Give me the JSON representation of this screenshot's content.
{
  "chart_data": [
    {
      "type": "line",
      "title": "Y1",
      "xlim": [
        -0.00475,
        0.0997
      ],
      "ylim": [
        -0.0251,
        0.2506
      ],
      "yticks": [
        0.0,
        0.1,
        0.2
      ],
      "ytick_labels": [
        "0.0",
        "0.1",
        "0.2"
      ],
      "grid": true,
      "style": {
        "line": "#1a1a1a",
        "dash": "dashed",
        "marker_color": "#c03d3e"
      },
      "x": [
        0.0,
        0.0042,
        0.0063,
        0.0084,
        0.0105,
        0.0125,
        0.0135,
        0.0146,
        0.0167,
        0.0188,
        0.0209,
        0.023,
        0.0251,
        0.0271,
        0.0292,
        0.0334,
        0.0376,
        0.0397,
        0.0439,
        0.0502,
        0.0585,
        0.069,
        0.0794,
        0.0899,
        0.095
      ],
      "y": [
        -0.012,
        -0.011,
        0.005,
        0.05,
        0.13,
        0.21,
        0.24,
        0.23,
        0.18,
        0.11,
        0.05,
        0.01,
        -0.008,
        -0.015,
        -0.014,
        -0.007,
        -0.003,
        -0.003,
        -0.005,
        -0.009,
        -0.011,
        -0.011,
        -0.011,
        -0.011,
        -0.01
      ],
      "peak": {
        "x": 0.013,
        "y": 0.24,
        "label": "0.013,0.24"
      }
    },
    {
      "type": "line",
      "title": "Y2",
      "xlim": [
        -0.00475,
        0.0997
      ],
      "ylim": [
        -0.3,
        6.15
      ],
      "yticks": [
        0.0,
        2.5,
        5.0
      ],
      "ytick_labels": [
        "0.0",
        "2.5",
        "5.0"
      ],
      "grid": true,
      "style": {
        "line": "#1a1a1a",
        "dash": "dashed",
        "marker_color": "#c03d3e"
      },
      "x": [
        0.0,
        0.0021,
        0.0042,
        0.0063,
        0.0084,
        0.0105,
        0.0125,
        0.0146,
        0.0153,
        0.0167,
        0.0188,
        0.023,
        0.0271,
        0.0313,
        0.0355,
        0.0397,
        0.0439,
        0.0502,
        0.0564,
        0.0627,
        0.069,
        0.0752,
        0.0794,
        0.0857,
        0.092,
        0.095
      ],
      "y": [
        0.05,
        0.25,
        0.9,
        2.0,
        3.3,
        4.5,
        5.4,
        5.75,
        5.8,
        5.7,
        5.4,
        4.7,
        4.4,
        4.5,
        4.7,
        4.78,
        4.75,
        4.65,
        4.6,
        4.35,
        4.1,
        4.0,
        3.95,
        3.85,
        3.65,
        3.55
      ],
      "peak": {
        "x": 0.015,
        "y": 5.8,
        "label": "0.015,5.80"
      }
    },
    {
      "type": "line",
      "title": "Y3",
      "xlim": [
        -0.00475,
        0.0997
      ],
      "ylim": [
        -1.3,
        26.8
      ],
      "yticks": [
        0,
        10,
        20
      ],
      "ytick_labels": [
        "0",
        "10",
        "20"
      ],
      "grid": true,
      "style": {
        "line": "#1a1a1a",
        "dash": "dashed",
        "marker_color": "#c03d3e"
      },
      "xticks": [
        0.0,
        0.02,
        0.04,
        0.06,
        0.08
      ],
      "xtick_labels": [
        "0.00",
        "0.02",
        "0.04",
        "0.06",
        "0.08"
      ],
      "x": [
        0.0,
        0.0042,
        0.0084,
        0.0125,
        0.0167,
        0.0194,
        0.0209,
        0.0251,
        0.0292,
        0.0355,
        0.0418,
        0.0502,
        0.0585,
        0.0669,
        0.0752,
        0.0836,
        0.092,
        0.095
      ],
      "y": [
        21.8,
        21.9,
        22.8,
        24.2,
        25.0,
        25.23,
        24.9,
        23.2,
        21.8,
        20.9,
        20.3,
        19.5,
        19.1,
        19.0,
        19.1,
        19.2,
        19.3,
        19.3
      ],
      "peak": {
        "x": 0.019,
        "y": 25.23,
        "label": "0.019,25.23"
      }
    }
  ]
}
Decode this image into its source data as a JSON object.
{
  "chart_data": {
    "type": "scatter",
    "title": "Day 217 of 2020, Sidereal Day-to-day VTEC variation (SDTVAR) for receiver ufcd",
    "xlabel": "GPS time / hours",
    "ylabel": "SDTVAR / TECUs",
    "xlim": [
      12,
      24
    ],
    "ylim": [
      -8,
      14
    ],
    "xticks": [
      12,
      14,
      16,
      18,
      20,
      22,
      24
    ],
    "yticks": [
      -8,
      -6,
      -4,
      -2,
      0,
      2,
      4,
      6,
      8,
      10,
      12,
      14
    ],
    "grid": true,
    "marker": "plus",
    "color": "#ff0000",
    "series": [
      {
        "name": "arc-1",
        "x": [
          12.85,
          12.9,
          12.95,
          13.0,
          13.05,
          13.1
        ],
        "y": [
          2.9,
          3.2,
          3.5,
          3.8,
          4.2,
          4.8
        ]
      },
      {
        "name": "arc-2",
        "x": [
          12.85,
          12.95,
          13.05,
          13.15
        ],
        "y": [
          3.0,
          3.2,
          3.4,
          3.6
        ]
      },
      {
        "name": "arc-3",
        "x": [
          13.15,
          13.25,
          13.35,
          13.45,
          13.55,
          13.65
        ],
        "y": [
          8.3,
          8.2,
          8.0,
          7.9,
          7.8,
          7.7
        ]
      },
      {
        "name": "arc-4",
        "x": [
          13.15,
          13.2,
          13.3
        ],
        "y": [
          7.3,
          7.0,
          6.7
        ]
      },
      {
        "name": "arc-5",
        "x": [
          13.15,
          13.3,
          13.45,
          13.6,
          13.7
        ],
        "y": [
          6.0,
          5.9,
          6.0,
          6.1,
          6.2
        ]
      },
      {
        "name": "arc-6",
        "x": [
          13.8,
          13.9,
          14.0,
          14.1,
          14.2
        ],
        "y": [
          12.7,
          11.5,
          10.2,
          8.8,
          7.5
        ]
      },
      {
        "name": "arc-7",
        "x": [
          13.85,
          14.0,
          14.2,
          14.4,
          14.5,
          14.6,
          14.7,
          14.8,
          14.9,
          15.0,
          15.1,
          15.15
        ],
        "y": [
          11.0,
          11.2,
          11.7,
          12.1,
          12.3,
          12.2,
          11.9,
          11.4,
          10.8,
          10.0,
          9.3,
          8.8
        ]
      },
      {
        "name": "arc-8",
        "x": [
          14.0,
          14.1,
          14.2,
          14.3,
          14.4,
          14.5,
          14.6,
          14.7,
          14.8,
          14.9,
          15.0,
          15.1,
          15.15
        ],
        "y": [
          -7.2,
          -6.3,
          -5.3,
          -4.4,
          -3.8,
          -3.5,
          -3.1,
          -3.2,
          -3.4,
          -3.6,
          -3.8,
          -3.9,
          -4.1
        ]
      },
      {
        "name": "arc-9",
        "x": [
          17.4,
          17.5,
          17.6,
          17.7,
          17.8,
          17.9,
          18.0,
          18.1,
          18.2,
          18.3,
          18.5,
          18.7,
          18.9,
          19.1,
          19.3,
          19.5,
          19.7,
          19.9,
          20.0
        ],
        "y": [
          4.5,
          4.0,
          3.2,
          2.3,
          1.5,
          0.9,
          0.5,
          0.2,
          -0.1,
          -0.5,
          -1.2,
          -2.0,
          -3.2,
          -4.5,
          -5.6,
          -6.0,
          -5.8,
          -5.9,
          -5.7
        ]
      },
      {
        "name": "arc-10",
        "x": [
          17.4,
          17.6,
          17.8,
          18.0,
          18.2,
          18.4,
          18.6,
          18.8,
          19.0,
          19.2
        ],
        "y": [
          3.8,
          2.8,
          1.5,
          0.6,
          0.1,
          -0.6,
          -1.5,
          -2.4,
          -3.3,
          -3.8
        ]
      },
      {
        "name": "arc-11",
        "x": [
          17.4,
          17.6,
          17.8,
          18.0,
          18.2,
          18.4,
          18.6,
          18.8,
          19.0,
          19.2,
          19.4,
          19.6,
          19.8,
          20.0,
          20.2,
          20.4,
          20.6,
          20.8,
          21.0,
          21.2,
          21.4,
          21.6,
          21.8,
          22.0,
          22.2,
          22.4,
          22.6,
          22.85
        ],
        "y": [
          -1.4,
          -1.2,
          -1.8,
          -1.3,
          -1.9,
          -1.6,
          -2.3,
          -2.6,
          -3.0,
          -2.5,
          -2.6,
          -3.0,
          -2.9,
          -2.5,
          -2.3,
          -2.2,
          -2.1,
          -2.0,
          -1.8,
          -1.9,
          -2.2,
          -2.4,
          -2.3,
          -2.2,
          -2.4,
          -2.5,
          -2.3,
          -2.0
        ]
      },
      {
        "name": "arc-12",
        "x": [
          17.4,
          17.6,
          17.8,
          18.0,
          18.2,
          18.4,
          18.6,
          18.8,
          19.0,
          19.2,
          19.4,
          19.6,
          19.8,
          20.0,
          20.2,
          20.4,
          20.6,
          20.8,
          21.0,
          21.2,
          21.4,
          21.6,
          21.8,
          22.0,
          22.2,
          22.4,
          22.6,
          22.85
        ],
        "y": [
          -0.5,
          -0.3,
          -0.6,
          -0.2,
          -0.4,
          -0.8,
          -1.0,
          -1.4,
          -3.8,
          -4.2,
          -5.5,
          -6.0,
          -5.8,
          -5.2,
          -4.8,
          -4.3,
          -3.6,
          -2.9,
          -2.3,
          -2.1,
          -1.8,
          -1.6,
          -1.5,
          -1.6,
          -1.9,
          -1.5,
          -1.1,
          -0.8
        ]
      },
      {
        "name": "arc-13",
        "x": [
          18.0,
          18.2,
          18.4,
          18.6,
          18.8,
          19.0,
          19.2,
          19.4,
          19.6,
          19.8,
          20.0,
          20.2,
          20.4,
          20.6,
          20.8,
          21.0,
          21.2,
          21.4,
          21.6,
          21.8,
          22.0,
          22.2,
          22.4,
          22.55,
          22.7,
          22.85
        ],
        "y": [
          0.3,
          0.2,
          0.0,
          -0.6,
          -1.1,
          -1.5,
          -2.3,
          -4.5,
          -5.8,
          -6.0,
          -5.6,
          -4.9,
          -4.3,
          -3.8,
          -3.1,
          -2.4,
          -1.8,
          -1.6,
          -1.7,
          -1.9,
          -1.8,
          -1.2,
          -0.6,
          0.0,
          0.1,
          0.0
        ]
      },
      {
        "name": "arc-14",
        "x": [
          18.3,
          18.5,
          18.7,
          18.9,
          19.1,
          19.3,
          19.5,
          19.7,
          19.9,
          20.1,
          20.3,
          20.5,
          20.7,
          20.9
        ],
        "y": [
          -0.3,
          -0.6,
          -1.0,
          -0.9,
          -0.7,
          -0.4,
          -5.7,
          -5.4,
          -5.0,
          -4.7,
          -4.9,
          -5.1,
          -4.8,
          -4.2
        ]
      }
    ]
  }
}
━━━━━━━━━━━━━━━━━━━━━━━━━━━━━━
# Aim
Reproduce each line from the records that contains the word "title".

# Solution for this problem
      "title": "Y1",
      "title": "Y2",
      "title": "Y3",
    "title": "Day 217 of 2020, Sidereal Day-to-day VTEC variation (SDTVAR) for receiver ufcd",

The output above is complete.